The request
Return the number of lines that contain the word "JSON", and return nothing else.

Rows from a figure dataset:
═══

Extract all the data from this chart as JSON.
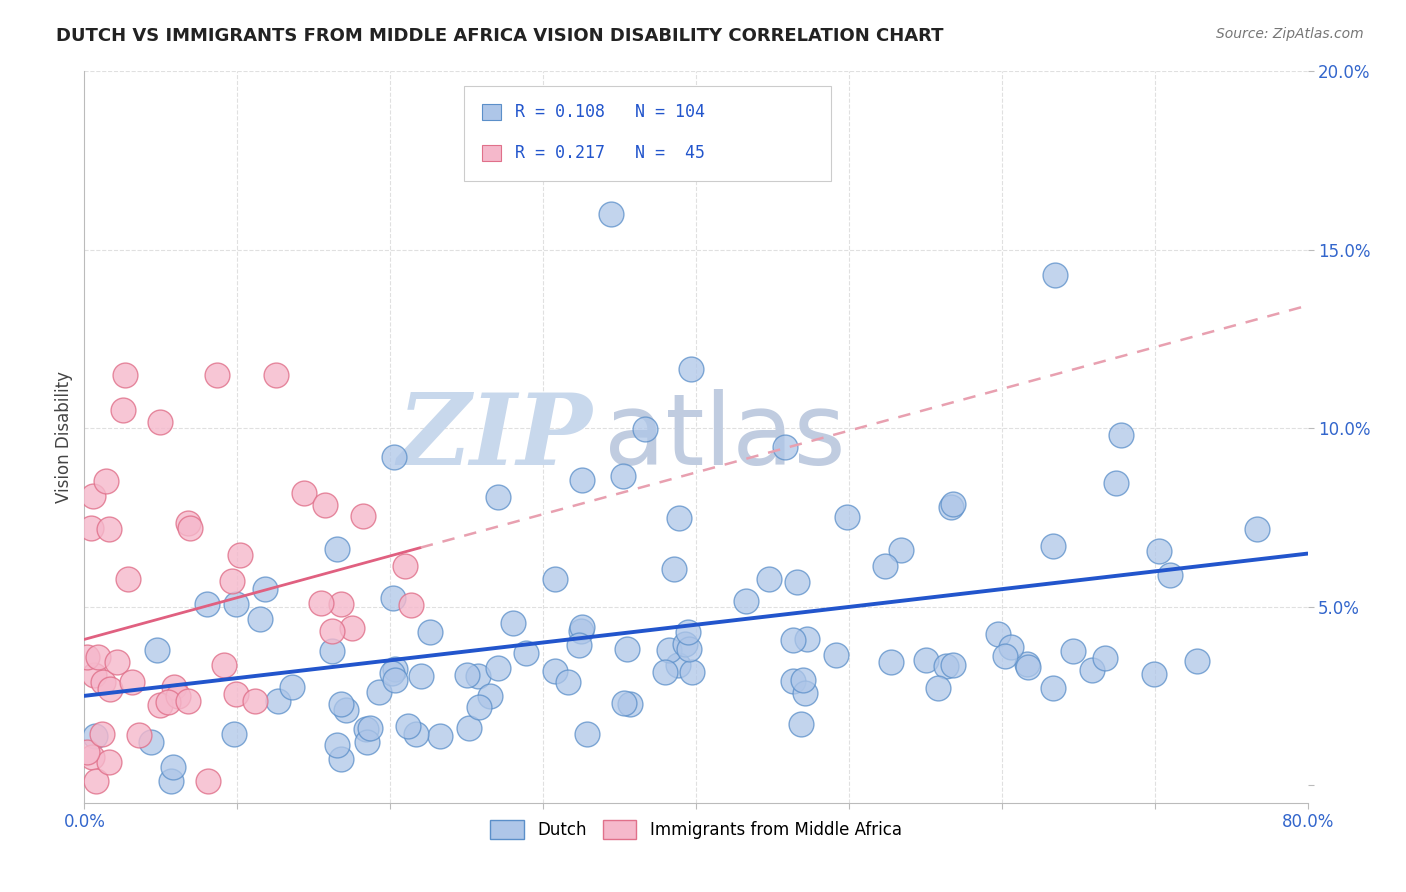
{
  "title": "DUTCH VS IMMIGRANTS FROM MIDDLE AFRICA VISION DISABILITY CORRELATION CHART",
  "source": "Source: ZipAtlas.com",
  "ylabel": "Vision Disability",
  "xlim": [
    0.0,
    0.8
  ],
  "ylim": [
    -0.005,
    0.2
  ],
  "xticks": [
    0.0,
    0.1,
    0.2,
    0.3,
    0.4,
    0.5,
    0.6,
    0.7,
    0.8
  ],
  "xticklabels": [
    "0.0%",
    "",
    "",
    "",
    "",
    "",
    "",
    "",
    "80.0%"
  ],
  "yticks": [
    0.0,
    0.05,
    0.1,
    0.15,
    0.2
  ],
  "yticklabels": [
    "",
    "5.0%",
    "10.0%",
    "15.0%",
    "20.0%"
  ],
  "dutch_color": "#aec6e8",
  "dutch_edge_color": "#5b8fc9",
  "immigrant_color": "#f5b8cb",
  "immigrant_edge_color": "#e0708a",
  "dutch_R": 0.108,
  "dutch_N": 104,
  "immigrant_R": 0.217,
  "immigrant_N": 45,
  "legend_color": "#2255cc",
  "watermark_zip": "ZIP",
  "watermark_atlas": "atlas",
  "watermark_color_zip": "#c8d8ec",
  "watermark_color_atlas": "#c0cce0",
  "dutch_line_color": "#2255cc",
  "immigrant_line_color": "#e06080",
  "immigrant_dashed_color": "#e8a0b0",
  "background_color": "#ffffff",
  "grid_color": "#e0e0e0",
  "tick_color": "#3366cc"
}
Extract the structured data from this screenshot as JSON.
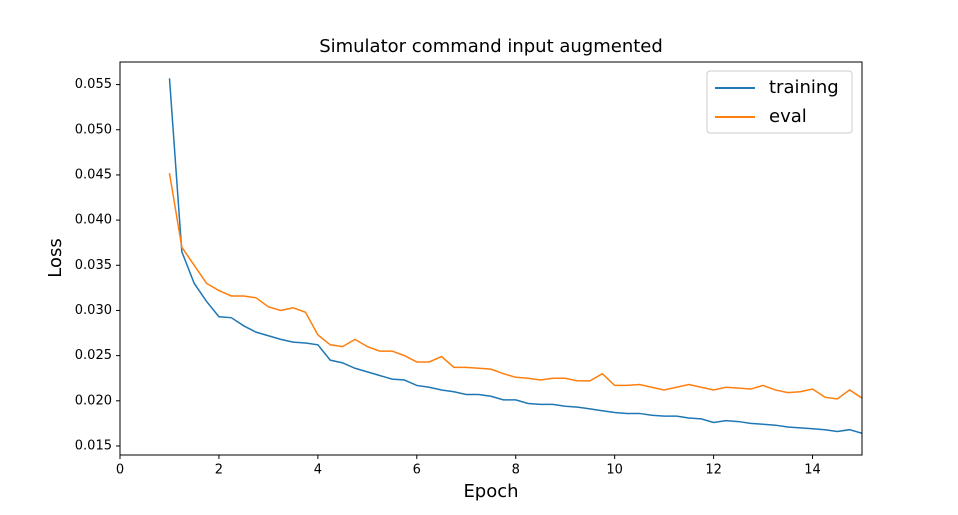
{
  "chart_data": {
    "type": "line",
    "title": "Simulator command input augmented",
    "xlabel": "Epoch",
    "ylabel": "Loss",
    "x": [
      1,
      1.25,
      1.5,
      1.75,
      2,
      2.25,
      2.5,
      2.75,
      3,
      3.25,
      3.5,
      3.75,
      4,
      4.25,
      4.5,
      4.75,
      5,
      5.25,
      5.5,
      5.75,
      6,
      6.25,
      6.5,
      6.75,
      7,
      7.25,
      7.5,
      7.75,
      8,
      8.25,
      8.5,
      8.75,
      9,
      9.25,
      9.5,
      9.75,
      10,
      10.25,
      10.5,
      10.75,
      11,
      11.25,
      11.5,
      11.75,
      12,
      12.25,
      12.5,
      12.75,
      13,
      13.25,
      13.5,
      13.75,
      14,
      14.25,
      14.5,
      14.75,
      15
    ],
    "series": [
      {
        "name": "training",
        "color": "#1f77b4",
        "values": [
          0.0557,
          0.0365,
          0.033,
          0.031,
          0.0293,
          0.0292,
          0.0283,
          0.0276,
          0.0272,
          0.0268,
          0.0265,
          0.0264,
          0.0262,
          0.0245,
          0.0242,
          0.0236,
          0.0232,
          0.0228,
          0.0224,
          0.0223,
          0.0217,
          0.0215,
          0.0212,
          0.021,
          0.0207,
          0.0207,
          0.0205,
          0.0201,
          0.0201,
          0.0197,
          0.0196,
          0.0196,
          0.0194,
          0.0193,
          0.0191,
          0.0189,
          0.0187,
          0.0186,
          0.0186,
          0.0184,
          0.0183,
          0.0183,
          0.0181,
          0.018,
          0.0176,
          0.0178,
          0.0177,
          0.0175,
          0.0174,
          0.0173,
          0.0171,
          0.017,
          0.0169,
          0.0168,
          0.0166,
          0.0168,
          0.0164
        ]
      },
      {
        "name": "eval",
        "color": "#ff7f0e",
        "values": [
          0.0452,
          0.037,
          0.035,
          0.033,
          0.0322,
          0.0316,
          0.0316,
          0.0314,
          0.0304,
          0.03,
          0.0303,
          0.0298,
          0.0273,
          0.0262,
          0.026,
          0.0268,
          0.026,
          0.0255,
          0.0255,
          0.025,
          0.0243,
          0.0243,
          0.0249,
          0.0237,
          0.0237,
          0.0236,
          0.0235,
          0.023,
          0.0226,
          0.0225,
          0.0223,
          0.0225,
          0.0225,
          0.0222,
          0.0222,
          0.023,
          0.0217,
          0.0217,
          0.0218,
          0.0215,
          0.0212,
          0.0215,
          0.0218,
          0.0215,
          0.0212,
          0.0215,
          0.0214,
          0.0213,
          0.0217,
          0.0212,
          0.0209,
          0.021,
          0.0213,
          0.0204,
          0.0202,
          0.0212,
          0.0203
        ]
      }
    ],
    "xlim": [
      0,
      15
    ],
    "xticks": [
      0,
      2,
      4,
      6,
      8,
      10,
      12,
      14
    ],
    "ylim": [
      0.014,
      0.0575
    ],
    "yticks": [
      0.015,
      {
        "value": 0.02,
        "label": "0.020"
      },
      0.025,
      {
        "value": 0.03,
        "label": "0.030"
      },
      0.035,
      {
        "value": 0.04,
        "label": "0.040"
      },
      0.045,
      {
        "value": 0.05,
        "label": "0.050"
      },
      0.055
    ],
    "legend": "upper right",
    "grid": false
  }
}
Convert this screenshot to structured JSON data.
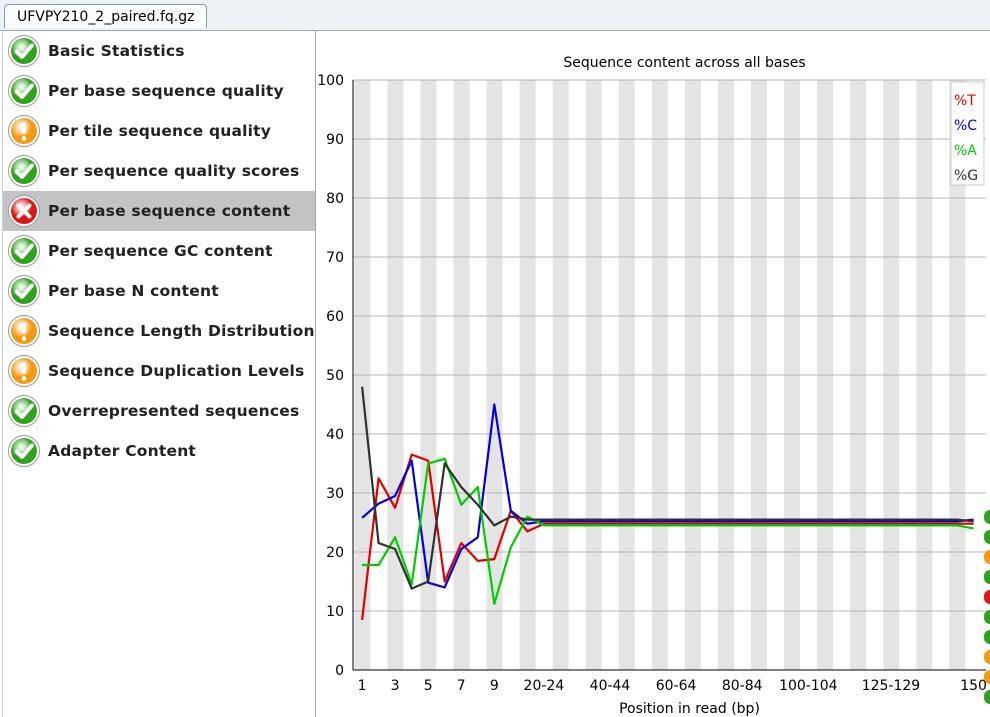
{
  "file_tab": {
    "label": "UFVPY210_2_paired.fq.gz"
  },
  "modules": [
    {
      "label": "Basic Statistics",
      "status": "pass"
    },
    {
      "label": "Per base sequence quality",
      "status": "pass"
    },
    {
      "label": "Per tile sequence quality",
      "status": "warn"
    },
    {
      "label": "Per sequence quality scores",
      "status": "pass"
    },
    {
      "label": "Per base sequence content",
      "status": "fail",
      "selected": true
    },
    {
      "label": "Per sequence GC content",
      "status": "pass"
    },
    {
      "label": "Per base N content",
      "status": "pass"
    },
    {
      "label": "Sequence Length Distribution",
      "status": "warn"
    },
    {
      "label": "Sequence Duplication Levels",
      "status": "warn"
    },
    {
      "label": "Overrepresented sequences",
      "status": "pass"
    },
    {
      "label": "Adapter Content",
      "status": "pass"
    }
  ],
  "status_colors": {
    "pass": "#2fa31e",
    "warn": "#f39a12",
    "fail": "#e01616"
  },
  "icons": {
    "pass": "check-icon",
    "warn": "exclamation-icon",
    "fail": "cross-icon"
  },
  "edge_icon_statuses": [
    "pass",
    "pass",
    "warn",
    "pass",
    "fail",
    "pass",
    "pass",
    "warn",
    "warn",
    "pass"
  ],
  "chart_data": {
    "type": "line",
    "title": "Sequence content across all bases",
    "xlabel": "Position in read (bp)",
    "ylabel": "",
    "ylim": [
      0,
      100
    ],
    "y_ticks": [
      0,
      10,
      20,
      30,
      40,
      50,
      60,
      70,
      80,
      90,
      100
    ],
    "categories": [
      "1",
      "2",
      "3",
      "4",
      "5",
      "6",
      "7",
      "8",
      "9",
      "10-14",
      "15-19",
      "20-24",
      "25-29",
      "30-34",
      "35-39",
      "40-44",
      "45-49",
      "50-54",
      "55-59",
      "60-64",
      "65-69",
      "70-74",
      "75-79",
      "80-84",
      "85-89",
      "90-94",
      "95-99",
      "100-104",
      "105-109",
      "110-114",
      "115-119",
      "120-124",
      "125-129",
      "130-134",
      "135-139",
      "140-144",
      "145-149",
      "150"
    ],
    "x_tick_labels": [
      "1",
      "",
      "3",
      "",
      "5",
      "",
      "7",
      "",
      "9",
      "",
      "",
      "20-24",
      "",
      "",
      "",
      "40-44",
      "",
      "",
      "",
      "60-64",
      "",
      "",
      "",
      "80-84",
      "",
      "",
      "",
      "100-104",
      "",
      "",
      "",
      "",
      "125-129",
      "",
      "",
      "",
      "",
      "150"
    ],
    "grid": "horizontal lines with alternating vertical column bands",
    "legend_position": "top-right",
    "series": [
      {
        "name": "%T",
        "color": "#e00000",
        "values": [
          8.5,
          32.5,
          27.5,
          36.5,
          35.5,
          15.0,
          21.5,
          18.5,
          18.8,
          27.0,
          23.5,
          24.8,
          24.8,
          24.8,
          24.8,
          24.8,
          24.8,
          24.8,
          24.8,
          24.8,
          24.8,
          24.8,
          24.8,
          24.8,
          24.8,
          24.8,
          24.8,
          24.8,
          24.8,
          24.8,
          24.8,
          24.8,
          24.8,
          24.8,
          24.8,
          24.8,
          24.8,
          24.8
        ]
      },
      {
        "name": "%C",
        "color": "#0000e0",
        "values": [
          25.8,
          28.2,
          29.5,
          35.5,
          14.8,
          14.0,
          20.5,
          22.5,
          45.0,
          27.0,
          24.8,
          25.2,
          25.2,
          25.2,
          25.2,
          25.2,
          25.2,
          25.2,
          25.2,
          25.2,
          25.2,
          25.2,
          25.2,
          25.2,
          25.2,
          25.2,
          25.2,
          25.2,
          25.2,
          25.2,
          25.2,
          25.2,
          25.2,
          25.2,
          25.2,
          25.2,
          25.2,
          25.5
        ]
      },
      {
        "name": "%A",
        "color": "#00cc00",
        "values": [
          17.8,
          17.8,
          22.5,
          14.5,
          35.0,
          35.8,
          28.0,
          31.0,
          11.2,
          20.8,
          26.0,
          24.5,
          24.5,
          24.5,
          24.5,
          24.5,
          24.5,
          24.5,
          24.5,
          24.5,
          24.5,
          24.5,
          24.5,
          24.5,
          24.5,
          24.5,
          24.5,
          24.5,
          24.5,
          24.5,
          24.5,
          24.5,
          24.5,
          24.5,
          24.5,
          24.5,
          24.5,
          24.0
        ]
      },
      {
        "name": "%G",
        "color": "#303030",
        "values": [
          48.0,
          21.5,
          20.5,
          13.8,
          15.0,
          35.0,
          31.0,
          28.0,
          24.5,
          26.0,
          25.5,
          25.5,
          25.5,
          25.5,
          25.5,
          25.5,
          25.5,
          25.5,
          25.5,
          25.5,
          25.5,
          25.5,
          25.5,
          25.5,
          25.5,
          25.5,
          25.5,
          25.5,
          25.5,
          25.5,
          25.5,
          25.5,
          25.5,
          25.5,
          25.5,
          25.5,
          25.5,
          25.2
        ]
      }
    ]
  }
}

═══

Written answer
3